• _EXERCISE DETAILS_
Work through the entries below and report how many lines include "sauce". The number alone is the answer.

(Stored items from a collection)
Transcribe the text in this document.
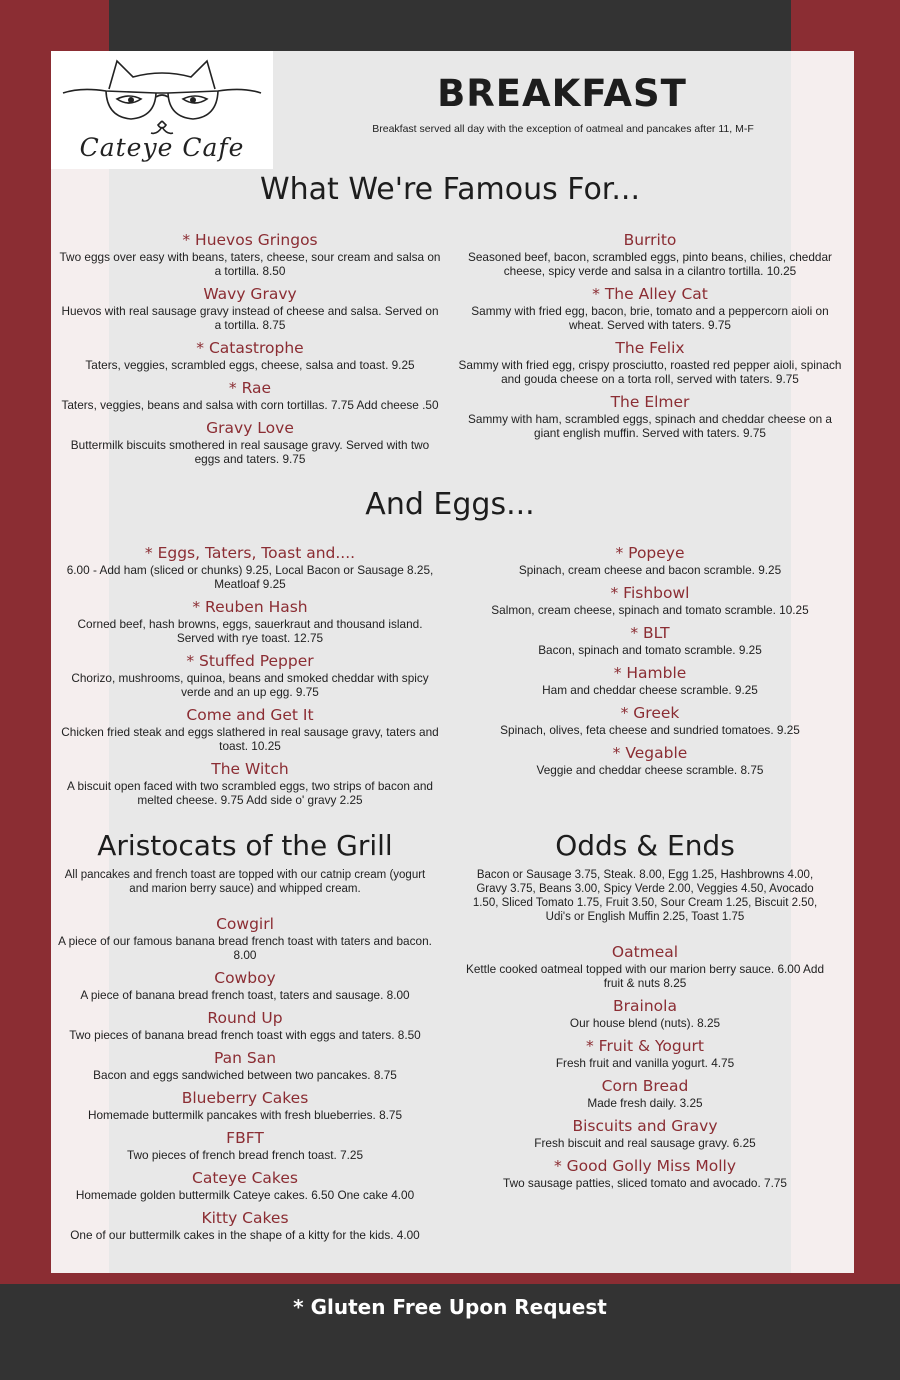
Cateye Cafe
BREAKFAST
Breakfast served all day with the exception of oatmeal and pancakes after 11, M-F
What We're Famous For...
* Huevos Gringos
Two eggs over easy with beans, taters, cheese, sour cream and salsa on a tortilla. 8.50
Wavy Gravy
Huevos with real sausage gravy instead of cheese and salsa. Served on a tortilla. 8.75
* Catastrophe
Taters, veggies, scrambled eggs, cheese, salsa and toast. 9.25
* Rae
Taters, veggies, beans and salsa with corn tortillas. 7.75 Add cheese .50
Gravy Love
Buttermilk biscuits smothered in real sausage gravy. Served with two eggs and taters. 9.75
Burrito
Seasoned beef, bacon, scrambled eggs, pinto beans, chilies, cheddar cheese, spicy verde and salsa in a cilantro tortilla. 10.25
* The Alley Cat
Sammy with fried egg, bacon, brie, tomato and a peppercorn aioli on wheat. Served with taters. 9.75
The Felix
Sammy with fried egg, crispy prosciutto, roasted red pepper aioli, spinach and gouda cheese on a torta roll, served with taters. 9.75
The Elmer
Sammy with ham, scrambled eggs, spinach and cheddar cheese on a giant english muffin. Served with taters. 9.75
And Eggs...
* Eggs, Taters, Toast and....
6.00 - Add ham (sliced or chunks) 9.25, Local Bacon or Sausage 8.25, Meatloaf 9.25
* Reuben Hash
Corned beef, hash browns, eggs, sauerkraut and thousand island. Served with rye toast. 12.75
* Stuffed Pepper
Chorizo, mushrooms, quinoa, beans and smoked cheddar with spicy verde and an up egg. 9.75
Come and Get It
Chicken fried steak and eggs slathered in real sausage gravy, taters and toast. 10.25
The Witch
A biscuit open faced with two scrambled eggs, two strips of bacon and melted cheese. 9.75 Add side o' gravy 2.25
* Popeye
Spinach, cream cheese and bacon scramble. 9.25
* Fishbowl
Salmon, cream cheese, spinach and tomato scramble. 10.25
* BLT
Bacon, spinach and tomato scramble. 9.25
* Hamble
Ham and cheddar cheese scramble. 9.25
* Greek
Spinach, olives, feta cheese and sundried tomatoes. 9.25
* Vegable
Veggie and cheddar cheese scramble. 8.75
Aristocats of the Grill
All pancakes and french toast are topped with our catnip cream (yogurt and marion berry sauce) and whipped cream.
Cowgirl
A piece of our famous banana bread french toast with taters and bacon. 8.00
Cowboy
A piece of banana bread french toast, taters and sausage. 8.00
Round Up
Two pieces of banana bread french toast with eggs and taters. 8.50
Pan San
Bacon and eggs sandwiched between two pancakes. 8.75
Blueberry Cakes
Homemade buttermilk pancakes with fresh blueberries. 8.75
FBFT
Two pieces of french bread french toast. 7.25
Cateye Cakes
Homemade golden buttermilk Cateye cakes. 6.50 One cake 4.00
Kitty Cakes
One of our buttermilk cakes in the shape of a kitty for the kids. 4.00
Odds & Ends
Bacon or Sausage 3.75, Steak. 8.00, Egg 1.25, Hashbrowns 4.00, Gravy 3.75, Beans 3.00, Spicy Verde 2.00, Veggies 4.50, Avocado 1.50, Sliced Tomato 1.75, Fruit 3.50, Sour Cream 1.25, Biscuit 2.50, Udi's or English Muffin 2.25, Toast 1.75
Oatmeal
Kettle cooked oatmeal topped with our marion berry sauce. 6.00 Add fruit & nuts 8.25
Brainola
Our house blend (nuts). 8.25
* Fruit & Yogurt
Fresh fruit and vanilla yogurt. 4.75
Corn Bread
Made fresh daily. 3.25
Biscuits and Gravy
Fresh biscuit and real sausage gravy. 6.25
* Good Golly Miss Molly
Two sausage patties, sliced tomato and avocado. 7.75
* Gluten Free Upon Request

• _OUTPUT_
2